• **Task brief**
Write out the records below word for word, please.

• **Available data**
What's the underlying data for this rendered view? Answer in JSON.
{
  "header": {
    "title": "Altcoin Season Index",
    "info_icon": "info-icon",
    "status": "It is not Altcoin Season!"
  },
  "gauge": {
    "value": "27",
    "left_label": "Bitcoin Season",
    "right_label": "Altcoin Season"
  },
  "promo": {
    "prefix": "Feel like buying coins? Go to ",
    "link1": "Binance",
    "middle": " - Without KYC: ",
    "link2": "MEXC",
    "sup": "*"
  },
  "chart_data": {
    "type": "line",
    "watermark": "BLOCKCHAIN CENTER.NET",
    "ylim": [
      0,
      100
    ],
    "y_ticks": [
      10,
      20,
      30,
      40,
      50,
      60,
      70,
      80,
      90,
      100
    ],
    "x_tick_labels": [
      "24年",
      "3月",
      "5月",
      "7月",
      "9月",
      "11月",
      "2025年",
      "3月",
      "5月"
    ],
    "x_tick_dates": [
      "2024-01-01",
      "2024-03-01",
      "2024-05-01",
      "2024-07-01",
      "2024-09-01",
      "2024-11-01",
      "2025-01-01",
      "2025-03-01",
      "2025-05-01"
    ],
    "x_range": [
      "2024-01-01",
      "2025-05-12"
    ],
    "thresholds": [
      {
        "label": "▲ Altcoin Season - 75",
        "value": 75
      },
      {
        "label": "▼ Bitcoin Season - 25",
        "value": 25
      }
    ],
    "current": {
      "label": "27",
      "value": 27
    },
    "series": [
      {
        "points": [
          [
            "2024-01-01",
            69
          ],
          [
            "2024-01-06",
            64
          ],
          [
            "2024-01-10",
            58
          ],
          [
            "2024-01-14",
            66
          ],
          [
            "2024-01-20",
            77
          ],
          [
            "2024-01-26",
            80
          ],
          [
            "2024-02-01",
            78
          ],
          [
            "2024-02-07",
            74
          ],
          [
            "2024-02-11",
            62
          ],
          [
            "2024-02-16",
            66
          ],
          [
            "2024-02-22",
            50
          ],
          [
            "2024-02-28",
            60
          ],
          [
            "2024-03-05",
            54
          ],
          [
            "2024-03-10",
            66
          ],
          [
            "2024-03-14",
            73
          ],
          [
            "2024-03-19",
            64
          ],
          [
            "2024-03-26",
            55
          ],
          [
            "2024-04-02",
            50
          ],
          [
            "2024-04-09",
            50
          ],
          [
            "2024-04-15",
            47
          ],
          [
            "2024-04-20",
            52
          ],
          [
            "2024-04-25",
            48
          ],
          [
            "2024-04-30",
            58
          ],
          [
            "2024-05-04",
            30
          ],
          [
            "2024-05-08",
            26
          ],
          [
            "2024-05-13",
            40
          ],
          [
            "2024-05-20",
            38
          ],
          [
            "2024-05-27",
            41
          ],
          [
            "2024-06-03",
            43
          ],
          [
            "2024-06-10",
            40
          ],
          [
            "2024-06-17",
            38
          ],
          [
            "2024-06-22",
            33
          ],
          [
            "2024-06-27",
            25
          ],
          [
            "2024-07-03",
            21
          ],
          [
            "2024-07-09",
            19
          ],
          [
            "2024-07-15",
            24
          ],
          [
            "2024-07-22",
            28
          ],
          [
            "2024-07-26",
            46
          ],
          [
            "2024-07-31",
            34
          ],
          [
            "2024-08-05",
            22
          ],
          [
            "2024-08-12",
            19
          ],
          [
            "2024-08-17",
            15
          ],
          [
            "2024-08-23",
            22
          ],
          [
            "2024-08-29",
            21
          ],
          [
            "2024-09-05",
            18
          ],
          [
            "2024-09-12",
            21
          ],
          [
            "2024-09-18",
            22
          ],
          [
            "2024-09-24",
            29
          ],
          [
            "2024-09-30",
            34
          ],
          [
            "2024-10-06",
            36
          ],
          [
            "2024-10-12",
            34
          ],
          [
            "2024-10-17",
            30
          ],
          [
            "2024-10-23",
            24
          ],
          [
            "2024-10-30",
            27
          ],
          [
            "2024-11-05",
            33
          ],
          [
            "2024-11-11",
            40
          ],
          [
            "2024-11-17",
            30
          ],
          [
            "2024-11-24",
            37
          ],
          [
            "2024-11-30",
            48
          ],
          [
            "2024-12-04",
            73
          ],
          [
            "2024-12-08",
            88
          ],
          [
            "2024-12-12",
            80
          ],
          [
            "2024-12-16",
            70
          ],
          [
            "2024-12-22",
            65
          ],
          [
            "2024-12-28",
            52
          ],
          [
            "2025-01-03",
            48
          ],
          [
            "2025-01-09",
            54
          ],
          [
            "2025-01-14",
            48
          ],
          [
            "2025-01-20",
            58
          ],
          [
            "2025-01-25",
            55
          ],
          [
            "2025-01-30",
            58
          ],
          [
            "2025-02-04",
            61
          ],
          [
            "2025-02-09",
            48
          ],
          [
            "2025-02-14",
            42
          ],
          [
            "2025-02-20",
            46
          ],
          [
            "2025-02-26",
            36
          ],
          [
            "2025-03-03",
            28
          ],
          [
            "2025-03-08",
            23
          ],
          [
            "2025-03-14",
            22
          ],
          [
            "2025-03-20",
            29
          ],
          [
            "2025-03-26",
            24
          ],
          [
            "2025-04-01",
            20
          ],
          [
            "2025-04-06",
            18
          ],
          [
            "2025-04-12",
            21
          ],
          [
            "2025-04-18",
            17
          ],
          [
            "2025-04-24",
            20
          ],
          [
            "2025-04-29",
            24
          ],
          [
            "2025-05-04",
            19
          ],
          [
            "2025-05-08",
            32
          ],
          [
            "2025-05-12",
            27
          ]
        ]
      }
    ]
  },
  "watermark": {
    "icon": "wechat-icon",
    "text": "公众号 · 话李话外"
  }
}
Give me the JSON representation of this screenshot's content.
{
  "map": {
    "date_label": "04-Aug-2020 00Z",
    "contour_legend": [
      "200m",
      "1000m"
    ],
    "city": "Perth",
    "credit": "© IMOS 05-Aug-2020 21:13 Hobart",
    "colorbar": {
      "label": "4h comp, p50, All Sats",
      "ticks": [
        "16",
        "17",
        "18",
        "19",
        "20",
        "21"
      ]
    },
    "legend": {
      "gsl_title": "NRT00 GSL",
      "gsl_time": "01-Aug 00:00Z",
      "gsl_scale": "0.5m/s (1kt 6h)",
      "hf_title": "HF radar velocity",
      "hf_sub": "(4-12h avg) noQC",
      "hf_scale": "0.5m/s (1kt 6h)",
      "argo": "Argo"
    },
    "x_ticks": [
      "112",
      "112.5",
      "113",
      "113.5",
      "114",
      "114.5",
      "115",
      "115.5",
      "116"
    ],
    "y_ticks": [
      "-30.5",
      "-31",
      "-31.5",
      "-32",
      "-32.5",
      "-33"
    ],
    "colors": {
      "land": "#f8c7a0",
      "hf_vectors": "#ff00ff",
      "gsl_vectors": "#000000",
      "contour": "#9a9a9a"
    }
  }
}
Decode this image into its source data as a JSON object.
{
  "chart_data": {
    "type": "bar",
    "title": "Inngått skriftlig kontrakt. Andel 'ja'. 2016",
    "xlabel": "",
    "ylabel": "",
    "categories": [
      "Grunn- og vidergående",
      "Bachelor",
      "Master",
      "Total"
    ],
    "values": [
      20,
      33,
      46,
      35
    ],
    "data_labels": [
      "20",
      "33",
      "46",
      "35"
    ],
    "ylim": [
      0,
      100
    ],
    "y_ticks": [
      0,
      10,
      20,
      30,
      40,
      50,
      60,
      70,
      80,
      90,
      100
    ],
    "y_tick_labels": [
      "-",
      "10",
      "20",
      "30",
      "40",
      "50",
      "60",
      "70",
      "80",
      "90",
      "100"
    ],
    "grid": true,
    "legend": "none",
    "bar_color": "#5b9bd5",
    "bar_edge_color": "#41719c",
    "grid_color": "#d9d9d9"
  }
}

• **In response**
What's the underlying data for this rendered view? Answer in JSON.
{
  "header": {
    "title": "Altcoin Season Index",
    "info_icon": "info-icon",
    "status": "It is not Altcoin Season!"
  },
  "gauge": {
    "value": "27",
    "left_label": "Bitcoin Season",
    "right_label": "Altcoin Season"
  },
  "promo": {
    "prefix": "Feel like buying coins? Go to ",
    "link1": "Binance",
    "middle": " - Without KYC: ",
    "link2": "MEXC",
    "sup": "*"
  },
  "chart_data": {
    "type": "line",
    "watermark": "BLOCKCHAIN CENTER.NET",
    "ylim": [
      0,
      100
    ],
    "y_ticks": [
      10,
      20,
      30,
      40,
      50,
      60,
      70,
      80,
      90,
      100
    ],
    "x_tick_labels": [
      "24年",
      "3月",
      "5月",
      "7月",
      "9月",
      "11月",
      "2025年",
      "3月",
      "5月"
    ],
    "x_tick_dates": [
      "2024-01-01",
      "2024-03-01",
      "2024-05-01",
      "2024-07-01",
      "2024-09-01",
      "2024-11-01",
      "2025-01-01",
      "2025-03-01",
      "2025-05-01"
    ],
    "x_range": [
      "2024-01-01",
      "2025-05-12"
    ],
    "thresholds": [
      {
        "label": "▲ Altcoin Season - 75",
        "value": 75
      },
      {
        "label": "▼ Bitcoin Season - 25",
        "value": 25
      }
    ],
    "current": {
      "label": "27",
      "value": 27
    },
    "series": [
      {
        "points": [
          [
            "2024-01-01",
            69
          ],
          [
            "2024-01-06",
            64
          ],
          [
            "2024-01-10",
            58
          ],
          [
            "2024-01-14",
            66
          ],
          [
            "2024-01-20",
            77
          ],
          [
            "2024-01-26",
            80
          ],
          [
            "2024-02-01",
            78
          ],
          [
            "2024-02-07",
            74
          ],
          [
            "2024-02-11",
            62
          ],
          [
            "2024-02-16",
            66
          ],
          [
            "2024-02-22",
            50
          ],
          [
            "2024-02-28",
            60
          ],
          [
            "2024-03-05",
            54
          ],
          [
            "2024-03-10",
            66
          ],
          [
            "2024-03-14",
            73
          ],
          [
            "2024-03-19",
            64
          ],
          [
            "2024-03-26",
            55
          ],
          [
            "2024-04-02",
            50
          ],
          [
            "2024-04-09",
            50
          ],
          [
            "2024-04-15",
            47
          ],
          [
            "2024-04-20",
            52
          ],
          [
            "2024-04-25",
            48
          ],
          [
            "2024-04-30",
            58
          ],
          [
            "2024-05-04",
            30
          ],
          [
            "2024-05-08",
            26
          ],
          [
            "2024-05-13",
            40
          ],
          [
            "2024-05-20",
            38
          ],
          [
            "2024-05-27",
            41
          ],
          [
            "2024-06-03",
            43
          ],
          [
            "2024-06-10",
            40
          ],
          [
            "2024-06-17",
            38
          ],
          [
            "2024-06-22",
            33
          ],
          [
            "2024-06-27",
            25
          ],
          [
            "2024-07-03",
            21
          ],
          [
            "2024-07-09",
            19
          ],
          [
            "2024-07-15",
            24
          ],
          [
            "2024-07-22",
            28
          ],
          [
            "2024-07-26",
            46
          ],
          [
            "2024-07-31",
            34
          ],
          [
            "2024-08-05",
            22
          ],
          [
            "2024-08-12",
            19
          ],
          [
            "2024-08-17",
            15
          ],
          [
            "2024-08-23",
            22
          ],
          [
            "2024-08-29",
            21
          ],
          [
            "2024-09-05",
            18
          ],
          [
            "2024-09-12",
            21
          ],
          [
            "2024-09-18",
            22
          ],
          [
            "2024-09-24",
            29
          ],
          [
            "2024-09-30",
            34
          ],
          [
            "2024-10-06",
            36
          ],
          [
            "2024-10-12",
            34
          ],
          [
            "2024-10-17",
            30
          ],
          [
            "2024-10-23",
            24
          ],
          [
            "2024-10-30",
            27
          ],
          [
            "2024-11-05",
            33
          ],
          [
            "2024-11-11",
            40
          ],
          [
            "2024-11-17",
            30
          ],
          [
            "2024-11-24",
            37
          ],
          [
            "2024-11-30",
            48
          ],
          [
            "2024-12-04",
            73
          ],
          [
            "2024-12-08",
            88
          ],
          [
            "2024-12-12",
            80
          ],
          [
            "2024-12-16",
            70
          ],
          [
            "2024-12-22",
            65
          ],
          [
            "2024-12-28",
            52
          ],
          [
            "2025-01-03",
            48
          ],
          [
            "2025-01-09",
            54
          ],
          [
            "2025-01-14",
            48
          ],
          [
            "2025-01-20",
            58
          ],
          [
            "2025-01-25",
            55
          ],
          [
            "2025-01-30",
            58
          ],
          [
            "2025-02-04",
            61
          ],
          [
            "2025-02-09",
            48
          ],
          [
            "2025-02-14",
            42
          ],
          [
            "2025-02-20",
            46
          ],
          [
            "2025-02-26",
            36
          ],
          [
            "2025-03-03",
            28
          ],
          [
            "2025-03-08",
            23
          ],
          [
            "2025-03-14",
            22
          ],
          [
            "2025-03-20",
            29
          ],
          [
            "2025-03-26",
            24
          ],
          [
            "2025-04-01",
            20
          ],
          [
            "2025-04-06",
            18
          ],
          [
            "2025-04-12",
            21
          ],
          [
            "2025-04-18",
            17
          ],
          [
            "2025-04-24",
            20
          ],
          [
            "2025-04-29",
            24
          ],
          [
            "2025-05-04",
            19
          ],
          [
            "2025-05-08",
            32
          ],
          [
            "2025-05-12",
            27
          ]
        ]
      }
    ]
  },
  "watermark": {
    "icon": "wechat-icon",
    "text": "公众号 · 话李话外"
  }
}
Give me the JSON representation of this screenshot's content.
{
  "map": {
    "date_label": "04-Aug-2020 00Z",
    "contour_legend": [
      "200m",
      "1000m"
    ],
    "city": "Perth",
    "credit": "© IMOS 05-Aug-2020 21:13 Hobart",
    "colorbar": {
      "label": "4h comp, p50, All Sats",
      "ticks": [
        "16",
        "17",
        "18",
        "19",
        "20",
        "21"
      ]
    },
    "legend": {
      "gsl_title": "NRT00 GSL",
      "gsl_time": "01-Aug 00:00Z",
      "gsl_scale": "0.5m/s (1kt 6h)",
      "hf_title": "HF radar velocity",
      "hf_sub": "(4-12h avg) noQC",
      "hf_scale": "0.5m/s (1kt 6h)",
      "argo": "Argo"
    },
    "x_ticks": [
      "112",
      "112.5",
      "113",
      "113.5",
      "114",
      "114.5",
      "115",
      "115.5",
      "116"
    ],
    "y_ticks": [
      "-30.5",
      "-31",
      "-31.5",
      "-32",
      "-32.5",
      "-33"
    ],
    "colors": {
      "land": "#f8c7a0",
      "hf_vectors": "#ff00ff",
      "gsl_vectors": "#000000",
      "contour": "#9a9a9a"
    }
  }
}
Decode this image into its source data as a JSON object.
{
  "chart_data": {
    "type": "bar",
    "title": "Inngått skriftlig kontrakt. Andel 'ja'. 2016",
    "xlabel": "",
    "ylabel": "",
    "categories": [
      "Grunn- og vidergående",
      "Bachelor",
      "Master",
      "Total"
    ],
    "values": [
      20,
      33,
      46,
      35
    ],
    "data_labels": [
      "20",
      "33",
      "46",
      "35"
    ],
    "ylim": [
      0,
      100
    ],
    "y_ticks": [
      0,
      10,
      20,
      30,
      40,
      50,
      60,
      70,
      80,
      90,
      100
    ],
    "y_tick_labels": [
      "-",
      "10",
      "20",
      "30",
      "40",
      "50",
      "60",
      "70",
      "80",
      "90",
      "100"
    ],
    "grid": true,
    "legend": "none",
    "bar_color": "#5b9bd5",
    "bar_edge_color": "#41719c",
    "grid_color": "#d9d9d9"
  }
}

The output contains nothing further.